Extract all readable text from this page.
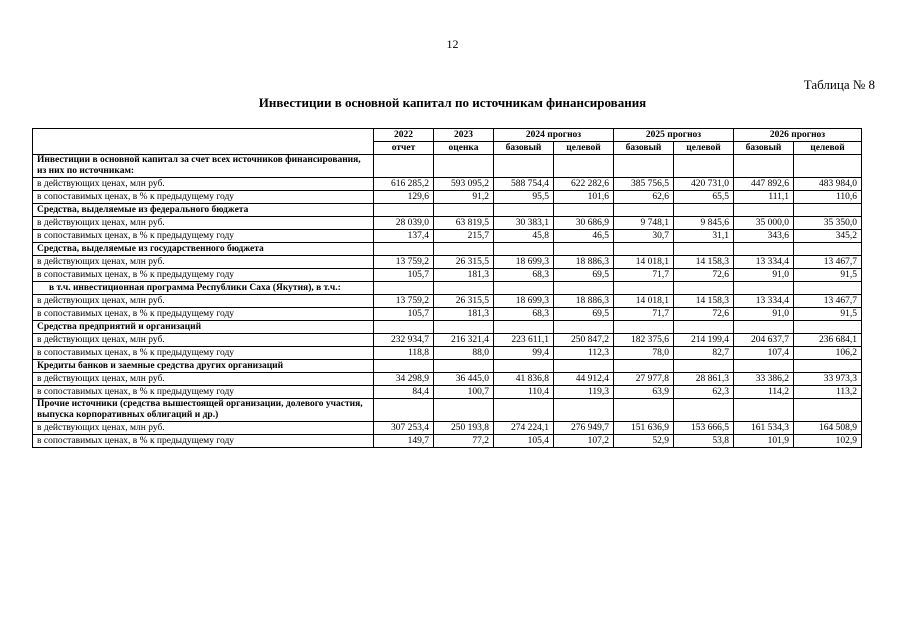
12
Таблица № 8
Инвестиции в основной капитал по источникам финансирования
	2022	2023	2024 прогноз		2025 прогноз		2026 прогноз	
	отчет	оценка	базовый	целевой	базовый	целевой	базовый	целевой
Инвестиции в основной капитал за счет всех источников финансирования, из них по источникам:								
в действующих ценах, млн руб.	616 285,2	593 095,2	588 754,4	622 282,6	385 756,5	420 731,0	447 892,6	483 984,0
в сопоставимых ценах, в % к предыдущему году	129,6	91,2	95,5	101,6	62,6	65,5	111,1	110,6
Средства, выделяемые из федерального бюджета								
в действующих ценах, млн руб.	28 039,0	63 819,5	30 383,1	30 686,9	9 748,1	9 845,6	35 000,0	35 350,0
в сопоставимых ценах, в % к предыдущему году	137,4	215,7	45,8	46,5	30,7	31,1	343,6	345,2
Средства, выделяемые из государственного бюджета								
в действующих ценах, млн руб.	13 759,2	26 315,5	18 699,3	18 886,3	14 018,1	14 158,3	13 334,4	13 467,7
в сопоставимых ценах, в % к предыдущему году	105,7	181,3	68,3	69,5	71,7	72,6	91,0	91,5
в т.ч. инвестиционная программа Республики Саха (Якутия), в т.ч.:								
в действующих ценах, млн руб.	13 759,2	26 315,5	18 699,3	18 886,3	14 018,1	14 158,3	13 334,4	13 467,7
в сопоставимых ценах, в % к предыдущему году	105,7	181,3	68,3	69,5	71,7	72,6	91,0	91,5
Средства предприятий и организаций								
в действующих ценах, млн руб.	232 934,7	216 321,4	223 611,1	250 847,2	182 375,6	214 199,4	204 637,7	236 684,1
в сопоставимых ценах, в % к предыдущему году	118,8	88,0	99,4	112,3	78,0	82,7	107,4	106,2
Кредиты банков и заемные средства других организаций								
в действующих ценах, млн руб.	34 298,9	36 445,0	41 836,8	44 912,4	27 977,8	28 861,3	33 386,2	33 973,3
в сопоставимых ценах, в % к предыдущему году	84,4	100,7	110,4	119,3	63,9	62,3	114,2	113,2
Прочие источники (средства вышестоящей организации, долевого участия, выпуска корпоративных облигаций и др.)								
в действующих ценах, млн руб.	307 253,4	250 193,8	274 224,1	276 949,7	151 636,9	153 666,5	161 534,3	164 508,9
в сопоставимых ценах, в % к предыдущему году	149,7	77,2	105,4	107,2	52,9	53,8	101,9	102,9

• _THE PROBLEM_: Set down the lines of the records above exactly, apart from the pictures.

• _ANSWER BELOW_:
Extract all readable text from this page.
12
Таблица № 8
Инвестиции в основной капитал по источникам финансирования
	2022	2023	2024 прогноз		2025 прогноз		2026 прогноз	
	отчет	оценка	базовый	целевой	базовый	целевой	базовый	целевой
Инвестиции в основной капитал за счет всех источников финансирования, из них по источникам:								
в действующих ценах, млн руб.	616 285,2	593 095,2	588 754,4	622 282,6	385 756,5	420 731,0	447 892,6	483 984,0
в сопоставимых ценах, в % к предыдущему году	129,6	91,2	95,5	101,6	62,6	65,5	111,1	110,6
Средства, выделяемые из федерального бюджета								
в действующих ценах, млн руб.	28 039,0	63 819,5	30 383,1	30 686,9	9 748,1	9 845,6	35 000,0	35 350,0
в сопоставимых ценах, в % к предыдущему году	137,4	215,7	45,8	46,5	30,7	31,1	343,6	345,2
Средства, выделяемые из государственного бюджета								
в действующих ценах, млн руб.	13 759,2	26 315,5	18 699,3	18 886,3	14 018,1	14 158,3	13 334,4	13 467,7
в сопоставимых ценах, в % к предыдущему году	105,7	181,3	68,3	69,5	71,7	72,6	91,0	91,5
в т.ч. инвестиционная программа Республики Саха (Якутия), в т.ч.:								
в действующих ценах, млн руб.	13 759,2	26 315,5	18 699,3	18 886,3	14 018,1	14 158,3	13 334,4	13 467,7
в сопоставимых ценах, в % к предыдущему году	105,7	181,3	68,3	69,5	71,7	72,6	91,0	91,5
Средства предприятий и организаций								
в действующих ценах, млн руб.	232 934,7	216 321,4	223 611,1	250 847,2	182 375,6	214 199,4	204 637,7	236 684,1
в сопоставимых ценах, в % к предыдущему году	118,8	88,0	99,4	112,3	78,0	82,7	107,4	106,2
Кредиты банков и заемные средства других организаций								
в действующих ценах, млн руб.	34 298,9	36 445,0	41 836,8	44 912,4	27 977,8	28 861,3	33 386,2	33 973,3
в сопоставимых ценах, в % к предыдущему году	84,4	100,7	110,4	119,3	63,9	62,3	114,2	113,2
Прочие источники (средства вышестоящей организации, долевого участия, выпуска корпоративных облигаций и др.)								
в действующих ценах, млн руб.	307 253,4	250 193,8	274 224,1	276 949,7	151 636,9	153 666,5	161 534,3	164 508,9
в сопоставимых ценах, в % к предыдущему году	149,7	77,2	105,4	107,2	52,9	53,8	101,9	102,9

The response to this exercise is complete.